- _Document passage_:
☆ ☆ ☆ ☆ ☆ ☆ ☆

# 0-Gaussian model 
## p(xi​)=k=1∑K​πk​N(xi​∣μk​,Σk​)

## 1-importing libraries 

In [3]:
import numpy as np

## 2- 
If Σ is not invertible, np.linalg.inv() will crash.(too few points )

eps to the diagonal of Σ to push eigen values from zero makes sure Σ is invertible (no sing)

## Multivarite gaussian denisty: how like is the given point under the cluster 

## $\mathcal{N}(x \mid \mu, \Sigma) = \frac{1}{(2\pi)^{d/2} |\Sigma|^{1/2}} \exp\left(-\frac{1}{2} (x-\mu)^T \Sigma^{-1} (x-\mu)\right)$


In [4]:
def gaussian_pdf(X, mean, cov):
    """
    Computes multivariate Gaussian probability density function for all data points.

    Parameters:
    X    : (N, D) data matrix
    mean : (D,) mean vector
    cov  : (D, D) covariance matrix

    Returns:
    pdf  : (N,) probability values
    """
    N, D = X.shape
    
    # Add small value to diagonal for numerical stability
    eps = 1e-6
    cov = cov + eps * np.eye(D)
    
    # Compute determinant and inverse
    det = np.linalg.det(cov)
    inv = np.linalg.inv(cov)
    
    # Normalization constant
    norm_const = 1.0 / np.sqrt((2 * np.pi) ** D * det)
    
    # Difference from mean
    diff = X - mean
    
    # Exponent term (Mahalanobis distance)
    exponent = -0.5 * np.sum(diff @ inv * diff, axis=1)
    
    return norm_const * np.exp(exponent)


## 3-Intializing the parameters
## Mean :The center cluster (μk) : starting with random points
## Covariance :(Σk) shape depending on the type(full, tied, diagonal, spherical)
## Mixing(πk): Gaussian weight intially all = .k since we have no prior knowlege EM will update it 

In [5]:
def initialize_gmm(X, K, covariance_type):
    """
    Initializes GMM parameters.

    Returns:
    pi    : (K,) mixing coefficients
    mu    : (K, D) means
    sigma : covariance parameters (depends on type)
    """
    N, D = X.shape
    
    # Mixing coefficients (equal initially)
    pi = np.ones(K) / K
    
    # Randomly choose data points as initial means
    indices = np.random.choice(N, K, replace=False)
    mu = X[indices]
    
    # Initialize covariance
    if covariance_type == "full":
        sigma = np.array([np.cov(X.T) for _ in range(K)])
        # each cluster can stretch and rotate  ELLIPSE
    elif covariance_type == "tied":
        sigma = np.cov(X.T)

☆ ☆ ☆ ☆ ☆ ☆ ☆

Please answer these questions from the Gaussian mixture notebook above:
(a) What value does gaussian_pdf assign to eps?
(b) In initialize_gmm, how are the initial means chosen?
(c) Under the "full" covariance type, what does the comment say each cluster can do?

☆ ☆ ☆ ☆ ☆ ☆ ☆

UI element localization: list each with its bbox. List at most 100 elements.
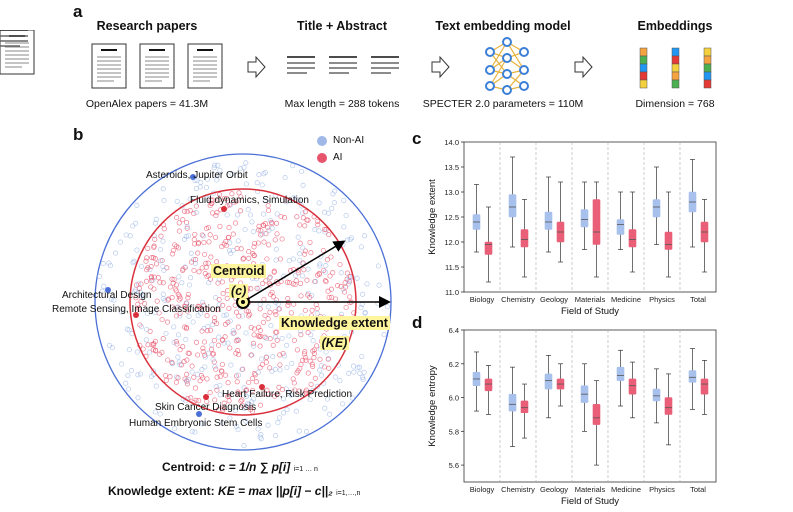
ai-paper-dot [277, 256, 283, 262]
ai-paper-dot [226, 225, 232, 231]
non-ai-paper-dot [291, 195, 297, 201]
pipeline-icons [0, 30, 712, 95]
plot-frame [463, 141, 717, 293]
plot-frame [463, 329, 717, 483]
y-tick-label: 13.0 [444, 188, 459, 197]
non-ai-paper-dot [203, 184, 210, 191]
ke-symbol: (KE) [319, 336, 350, 350]
box-ai [700, 199, 709, 273]
non-ai-paper-dot [249, 399, 255, 405]
non-ai-paper-dot [274, 211, 280, 217]
non-ai-paper-dot [225, 340, 231, 346]
ai-paper-dot [322, 227, 328, 233]
ai-paper-dot [185, 291, 191, 297]
x-tick-label: Medicine [611, 485, 641, 494]
topic-label: Asteroids, Jupiter Orbit [146, 170, 248, 181]
ai-paper-dot [267, 274, 273, 280]
ai-paper-dot [192, 231, 198, 237]
ai-paper-dot [273, 312, 279, 318]
centroid-callout: Centroid (c) [211, 262, 267, 300]
non-ai-paper-dot [134, 202, 140, 208]
non-ai-paper-dot [109, 345, 115, 351]
ai-paper-dot [164, 319, 171, 325]
ai-paper-dot [261, 222, 267, 229]
ai-paper-dot [300, 215, 306, 221]
ai-paper-dot [177, 295, 183, 301]
ai-paper-dot [302, 223, 308, 229]
ai-paper-dot [158, 233, 164, 239]
non-ai-paper-dot [206, 280, 212, 286]
centroid-formula-expr: c = 1/n ∑ p[i] [218, 460, 291, 474]
ai-paper-dot [275, 391, 281, 397]
ai-paper-dot [180, 344, 186, 350]
embedding-cell [639, 55, 648, 65]
non-ai-paper-dot [258, 356, 265, 362]
non-ai-paper-dot [281, 353, 287, 359]
ai-paper-dot [186, 350, 192, 357]
non-ai-paper-dot [160, 186, 166, 192]
ai-paper-dot [281, 215, 288, 221]
ke-formula-expr: KE = max ||p[i] − c||₂ [218, 484, 333, 498]
ai-paper-dot [265, 224, 271, 231]
ai-paper-dot [274, 279, 280, 285]
non-ai-paper-dot [183, 233, 189, 239]
non-ai-paper-dot [152, 310, 158, 316]
ai-paper-dot [321, 267, 327, 273]
ai-paper-dot [201, 239, 207, 246]
ai-paper-dot [163, 377, 169, 383]
non-ai-paper-dot [235, 337, 241, 343]
topic-point [259, 384, 265, 390]
non-ai-paper-dot [175, 354, 181, 360]
embedding-space-diagram [94, 136, 392, 451]
ai-paper-dot [170, 280, 176, 286]
non-ai-paper-dot [135, 372, 141, 378]
ai-paper-dot [143, 278, 150, 284]
non-ai-paper-dot [299, 210, 305, 216]
y-tick-label: 6.0 [449, 394, 459, 403]
ai-paper-dot [196, 269, 202, 275]
topic-label: Heart Failure, Risk Prediction [222, 389, 353, 400]
ai-paper-dot [137, 322, 143, 328]
ai-paper-dot [343, 304, 349, 311]
ai-paper-dot [236, 313, 242, 319]
non-ai-paper-dot [295, 234, 301, 240]
non-ai-paper-dot [343, 212, 349, 219]
ai-paper-dot [211, 351, 217, 357]
ai-paper-dot [314, 343, 320, 349]
non-ai-paper-dot [199, 421, 206, 427]
ai-paper-dot [309, 307, 315, 313]
embedding-cell [639, 47, 648, 57]
non-ai-paper-dot [314, 310, 320, 317]
ai-paper-dot [216, 342, 222, 348]
non-ai-paper-dot [194, 177, 200, 183]
non-ai-paper-dot [214, 177, 220, 183]
ai-paper-dot [206, 239, 212, 245]
ai-paper-dot [174, 243, 180, 249]
ai-paper-dot [217, 374, 223, 380]
y-tick-label: 5.6 [449, 461, 459, 470]
ai-paper-dot [269, 219, 275, 225]
ke-formula-limits: i=1,…,n [336, 490, 361, 497]
non-ai-paper-dot [340, 401, 346, 407]
ai-paper-dot [214, 387, 220, 393]
ai-paper-dot [326, 294, 332, 300]
non-ai-paper-dot [161, 267, 167, 273]
ai-paper-dot [221, 195, 228, 201]
non-ai-paper-dot [139, 294, 145, 300]
ai-paper-dot [262, 334, 268, 340]
non-ai-paper-dot [228, 362, 234, 368]
non-ai-paper-dot [143, 337, 149, 343]
non-ai-paper-dot [174, 198, 180, 204]
ai-paper-dot [195, 352, 201, 358]
ai-paper-dot [205, 306, 211, 312]
ai-paper-dot [189, 363, 195, 369]
ai-paper-dot [320, 247, 326, 254]
ai-paper-dot [184, 371, 190, 377]
y-axis-label: Knowledge extent [427, 179, 438, 255]
ai-paper-dot [265, 203, 271, 209]
ai-paper-dot [247, 311, 253, 317]
ai-paper-dot [330, 270, 336, 276]
non-ai-paper-dot [202, 364, 208, 370]
embedding-cell [703, 79, 712, 89]
box-ai [628, 191, 637, 273]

☆ ☆ ☆ ☆ ☆ ☆ ☆

- _Exercise solution_:
(a) 1e-6
(b) Data points are chosen at random, without replacement, to serve as the initial means.
(c) Each cluster can stretch and rotate, forming an ellipse.